◆ **WHAT IS REQUIRED**
Show each line of the data below that has the string "from" in it.

◆ **DATA SECTION**

▼▼▼

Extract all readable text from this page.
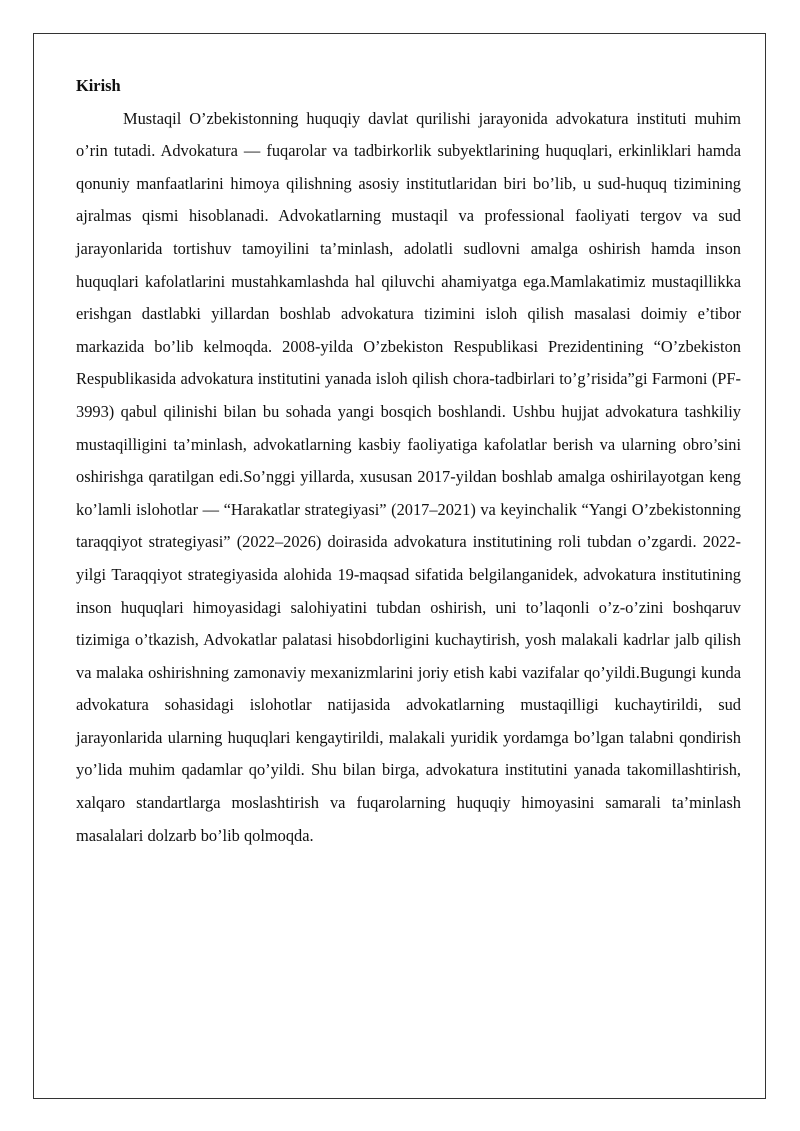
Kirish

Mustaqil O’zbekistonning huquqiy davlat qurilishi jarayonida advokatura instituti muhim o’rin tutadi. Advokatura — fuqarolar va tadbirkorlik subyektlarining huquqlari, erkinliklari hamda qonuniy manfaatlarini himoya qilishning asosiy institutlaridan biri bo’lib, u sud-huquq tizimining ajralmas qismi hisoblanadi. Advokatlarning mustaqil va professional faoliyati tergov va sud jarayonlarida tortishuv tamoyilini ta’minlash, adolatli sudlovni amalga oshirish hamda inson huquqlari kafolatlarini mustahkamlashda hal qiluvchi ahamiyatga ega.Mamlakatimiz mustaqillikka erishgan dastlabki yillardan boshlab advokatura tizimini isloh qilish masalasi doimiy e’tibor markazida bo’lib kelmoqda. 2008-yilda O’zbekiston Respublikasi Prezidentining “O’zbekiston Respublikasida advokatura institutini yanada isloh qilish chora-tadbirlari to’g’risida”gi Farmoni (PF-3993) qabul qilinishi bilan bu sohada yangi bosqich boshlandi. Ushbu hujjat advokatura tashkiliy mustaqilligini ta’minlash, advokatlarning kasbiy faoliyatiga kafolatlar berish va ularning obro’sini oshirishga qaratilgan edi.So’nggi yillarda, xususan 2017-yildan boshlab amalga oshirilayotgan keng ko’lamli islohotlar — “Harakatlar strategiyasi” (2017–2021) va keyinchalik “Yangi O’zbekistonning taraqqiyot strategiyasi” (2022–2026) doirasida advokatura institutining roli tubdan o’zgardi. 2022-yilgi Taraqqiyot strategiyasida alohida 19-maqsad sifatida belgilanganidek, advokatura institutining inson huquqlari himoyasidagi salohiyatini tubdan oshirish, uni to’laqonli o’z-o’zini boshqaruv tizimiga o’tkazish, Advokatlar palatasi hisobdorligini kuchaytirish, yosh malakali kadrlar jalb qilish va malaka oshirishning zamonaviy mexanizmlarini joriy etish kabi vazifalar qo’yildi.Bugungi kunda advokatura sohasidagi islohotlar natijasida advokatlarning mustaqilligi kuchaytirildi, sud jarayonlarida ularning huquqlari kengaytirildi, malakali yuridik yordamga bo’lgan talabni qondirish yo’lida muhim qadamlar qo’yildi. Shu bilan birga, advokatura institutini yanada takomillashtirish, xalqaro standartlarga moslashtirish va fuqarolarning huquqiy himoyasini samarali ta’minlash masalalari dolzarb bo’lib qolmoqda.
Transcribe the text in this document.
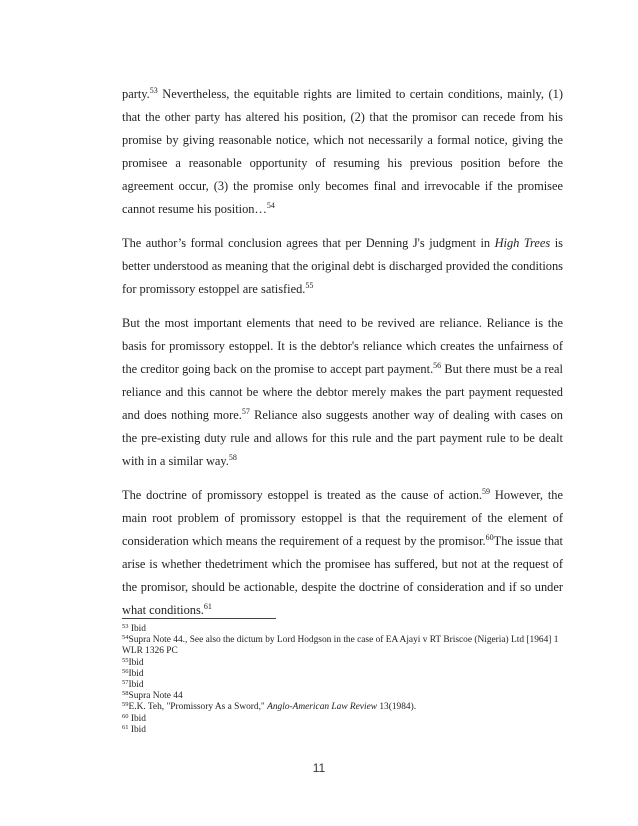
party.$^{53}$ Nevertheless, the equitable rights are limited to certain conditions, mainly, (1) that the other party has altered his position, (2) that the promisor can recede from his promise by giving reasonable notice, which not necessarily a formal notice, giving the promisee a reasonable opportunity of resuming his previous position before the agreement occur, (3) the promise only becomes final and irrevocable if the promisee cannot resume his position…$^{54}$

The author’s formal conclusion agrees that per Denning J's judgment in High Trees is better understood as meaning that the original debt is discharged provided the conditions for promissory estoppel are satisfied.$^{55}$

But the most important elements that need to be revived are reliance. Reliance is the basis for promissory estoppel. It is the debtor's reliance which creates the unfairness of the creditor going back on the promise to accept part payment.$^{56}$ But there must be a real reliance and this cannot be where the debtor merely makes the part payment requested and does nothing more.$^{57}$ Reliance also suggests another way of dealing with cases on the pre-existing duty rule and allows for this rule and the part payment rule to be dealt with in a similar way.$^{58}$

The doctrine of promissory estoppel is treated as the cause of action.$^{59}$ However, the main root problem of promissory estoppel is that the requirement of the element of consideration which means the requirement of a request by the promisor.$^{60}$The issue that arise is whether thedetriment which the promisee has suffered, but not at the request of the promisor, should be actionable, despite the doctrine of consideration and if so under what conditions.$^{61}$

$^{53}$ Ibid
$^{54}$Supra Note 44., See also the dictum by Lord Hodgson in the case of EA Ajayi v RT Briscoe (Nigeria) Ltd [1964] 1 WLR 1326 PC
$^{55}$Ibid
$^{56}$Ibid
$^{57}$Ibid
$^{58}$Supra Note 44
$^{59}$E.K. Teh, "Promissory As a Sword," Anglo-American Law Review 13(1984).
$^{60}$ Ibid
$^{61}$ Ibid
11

▲▲▲

◆ **ANSWER TO THE TASK**
Extract all readable text from this page.
party.$^{53}$ Nevertheless, the equitable rights are limited to certain conditions, mainly, (1) that the other party has altered his position, (2) that the promisor can recede from his promise by giving reasonable notice, which not necessarily a formal notice, giving the promisee a reasonable opportunity of resuming his previous position before the agreement occur, (3) the promise only becomes final and irrevocable if the promisee cannot resume his position…$^{54}$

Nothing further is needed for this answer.